• Raw data
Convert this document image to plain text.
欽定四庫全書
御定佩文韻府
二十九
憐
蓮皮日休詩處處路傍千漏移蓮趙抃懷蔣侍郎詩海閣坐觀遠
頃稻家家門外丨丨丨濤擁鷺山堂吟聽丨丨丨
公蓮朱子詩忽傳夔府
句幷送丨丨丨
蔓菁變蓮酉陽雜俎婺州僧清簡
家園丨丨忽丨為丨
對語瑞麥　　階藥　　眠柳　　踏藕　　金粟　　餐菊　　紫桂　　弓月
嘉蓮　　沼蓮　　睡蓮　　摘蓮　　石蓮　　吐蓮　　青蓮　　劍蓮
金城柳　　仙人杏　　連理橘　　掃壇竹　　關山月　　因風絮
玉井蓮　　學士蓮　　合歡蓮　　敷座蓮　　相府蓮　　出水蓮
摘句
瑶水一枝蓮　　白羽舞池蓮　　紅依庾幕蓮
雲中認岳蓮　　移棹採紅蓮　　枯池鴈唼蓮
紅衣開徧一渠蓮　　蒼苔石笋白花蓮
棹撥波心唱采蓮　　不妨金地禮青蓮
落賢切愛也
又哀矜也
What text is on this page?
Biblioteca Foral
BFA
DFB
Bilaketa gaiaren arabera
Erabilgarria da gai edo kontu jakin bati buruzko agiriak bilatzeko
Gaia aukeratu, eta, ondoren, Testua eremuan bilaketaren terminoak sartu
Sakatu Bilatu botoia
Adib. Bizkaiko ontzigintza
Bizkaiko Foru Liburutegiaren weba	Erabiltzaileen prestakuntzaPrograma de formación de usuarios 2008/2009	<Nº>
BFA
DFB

• Objective
Quote each line of the listing above exactly.

• Result of this task
Convert this document image to plain text.
欽定四庫全書
御定佩文韻府
二十九
憐
蓮皮日休詩處處路傍千漏移蓮趙抃懷蔣侍郎詩海閣坐觀遠
頃稻家家門外丨丨丨濤擁鷺山堂吟聽丨丨丨
公蓮朱子詩忽傳夔府
句幷送丨丨丨
蔓菁變蓮酉陽雜俎婺州僧清簡
家園丨丨忽丨為丨
對語瑞麥　　階藥　　眠柳　　踏藕　　金粟　　餐菊　　紫桂　　弓月
嘉蓮　　沼蓮　　睡蓮　　摘蓮　　石蓮　　吐蓮　　青蓮　　劍蓮
金城柳　　仙人杏　　連理橘　　掃壇竹　　關山月　　因風絮
玉井蓮　　學士蓮　　合歡蓮　　敷座蓮　　相府蓮　　出水蓮
摘句
瑶水一枝蓮　　白羽舞池蓮　　紅依庾幕蓮
雲中認岳蓮　　移棹採紅蓮　　枯池鴈唼蓮
紅衣開徧一渠蓮　　蒼苔石笋白花蓮
棹撥波心唱采蓮　　不妨金地禮青蓮
落賢切愛也
又哀矜也
What text is on this page?
Biblioteca Foral
BFA
DFB
Bilaketa gaiaren arabera
Erabilgarria da gai edo kontu jakin bati buruzko agiriak bilatzeko
Gaia aukeratu, eta, ondoren, Testua eremuan bilaketaren terminoak sartu
Sakatu Bilatu botoia
Adib. Bizkaiko ontzigintza
Bizkaiko Foru Liburutegiaren weba	Erabiltzaileen prestakuntzaPrograma de formación de usuarios 2008/2009	<Nº>
BFA
DFB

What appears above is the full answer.